* **RECORDS FOR THE TASK**
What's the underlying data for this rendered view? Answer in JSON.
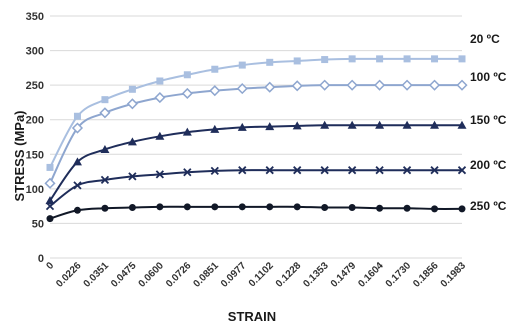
{
  "chart_data": {
    "type": "line",
    "xlabel": "STRAIN",
    "ylabel": "STRESS (MPa)",
    "ylim": [
      0,
      350
    ],
    "yticks": [
      "0",
      "50",
      "100",
      "150",
      "200",
      "250",
      "300",
      "350"
    ],
    "grid": true,
    "x": [
      "0",
      "0.0226",
      "0.0351",
      "0.0475",
      "0.0600",
      "0.0726",
      "0.0851",
      "0.0977",
      "0.1102",
      "0.1228",
      "0.1353",
      "0.1479",
      "0.1604",
      "0.1730",
      "0.1856",
      "0.1983"
    ],
    "series": [
      {
        "name": "20 ºC",
        "color": "#a9bfe0",
        "marker": "square",
        "values": [
          131,
          205,
          229,
          244,
          256,
          265,
          273,
          279,
          283,
          285,
          287,
          288,
          288,
          288,
          288,
          288
        ]
      },
      {
        "name": "100 ºC",
        "color": "#8ea6cf",
        "marker": "diamond",
        "values": [
          108,
          188,
          210,
          223,
          232,
          238,
          242,
          245,
          247,
          249,
          250,
          250,
          250,
          250,
          250,
          250
        ]
      },
      {
        "name": "150 ºC",
        "color": "#1f2d5a",
        "marker": "triangle",
        "values": [
          83,
          139,
          157,
          168,
          176,
          182,
          186,
          189,
          190,
          191,
          192,
          192,
          192,
          192,
          192,
          192
        ]
      },
      {
        "name": "200 ºC",
        "color": "#1f2d5a",
        "marker": "x",
        "values": [
          75,
          105,
          113,
          118,
          121,
          124,
          126,
          127,
          127,
          127,
          127,
          127,
          127,
          127,
          127,
          127
        ]
      },
      {
        "name": "250 ºC",
        "color": "#111827",
        "marker": "circle",
        "values": [
          57,
          69,
          72,
          73,
          74,
          74,
          74,
          74,
          74,
          74,
          73,
          73,
          72,
          72,
          71,
          71
        ]
      }
    ]
  }
}
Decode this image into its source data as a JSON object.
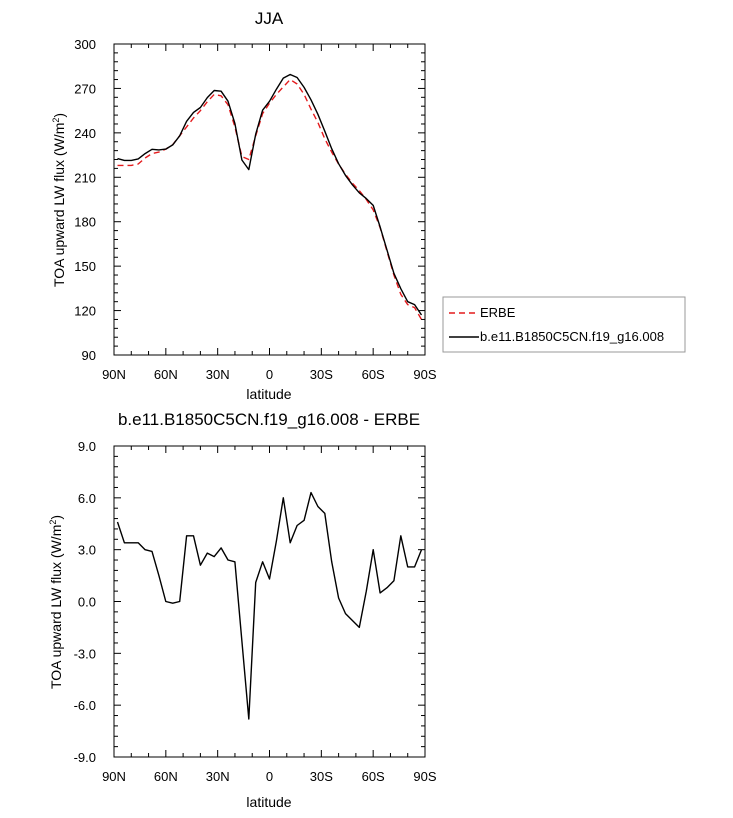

* **DESCRIPTION OF THE TASK**
Omit the pictures and restate the rest of the records verbatim.

* **ANSWER TO THIS EXERCISE**
What's the underlying data for this rendered view? Answer in JSON.
{
  "chart_data": {
    "type": "line",
    "xlabel": "STRAIN",
    "ylabel": "STRESS (MPa)",
    "ylim": [
      0,
      350
    ],
    "yticks": [
      "0",
      "50",
      "100",
      "150",
      "200",
      "250",
      "300",
      "350"
    ],
    "grid": true,
    "x": [
      "0",
      "0.0226",
      "0.0351",
      "0.0475",
      "0.0600",
      "0.0726",
      "0.0851",
      "0.0977",
      "0.1102",
      "0.1228",
      "0.1353",
      "0.1479",
      "0.1604",
      "0.1730",
      "0.1856",
      "0.1983"
    ],
    "series": [
      {
        "name": "20 ºC",
        "color": "#a9bfe0",
        "marker": "square",
        "values": [
          131,
          205,
          229,
          244,
          256,
          265,
          273,
          279,
          283,
          285,
          287,
          288,
          288,
          288,
          288,
          288
        ]
      },
      {
        "name": "100 ºC",
        "color": "#8ea6cf",
        "marker": "diamond",
        "values": [
          108,
          188,
          210,
          223,
          232,
          238,
          242,
          245,
          247,
          249,
          250,
          250,
          250,
          250,
          250,
          250
        ]
      },
      {
        "name": "150 ºC",
        "color": "#1f2d5a",
        "marker": "triangle",
        "values": [
          83,
          139,
          157,
          168,
          176,
          182,
          186,
          189,
          190,
          191,
          192,
          192,
          192,
          192,
          192,
          192
        ]
      },
      {
        "name": "200 ºC",
        "color": "#1f2d5a",
        "marker": "x",
        "values": [
          75,
          105,
          113,
          118,
          121,
          124,
          126,
          127,
          127,
          127,
          127,
          127,
          127,
          127,
          127,
          127
        ]
      },
      {
        "name": "250 ºC",
        "color": "#111827",
        "marker": "circle",
        "values": [
          57,
          69,
          72,
          73,
          74,
          74,
          74,
          74,
          74,
          74,
          73,
          73,
          72,
          72,
          71,
          71
        ]
      }
    ]
  }
}
Decode this image into its source data as a JSON object.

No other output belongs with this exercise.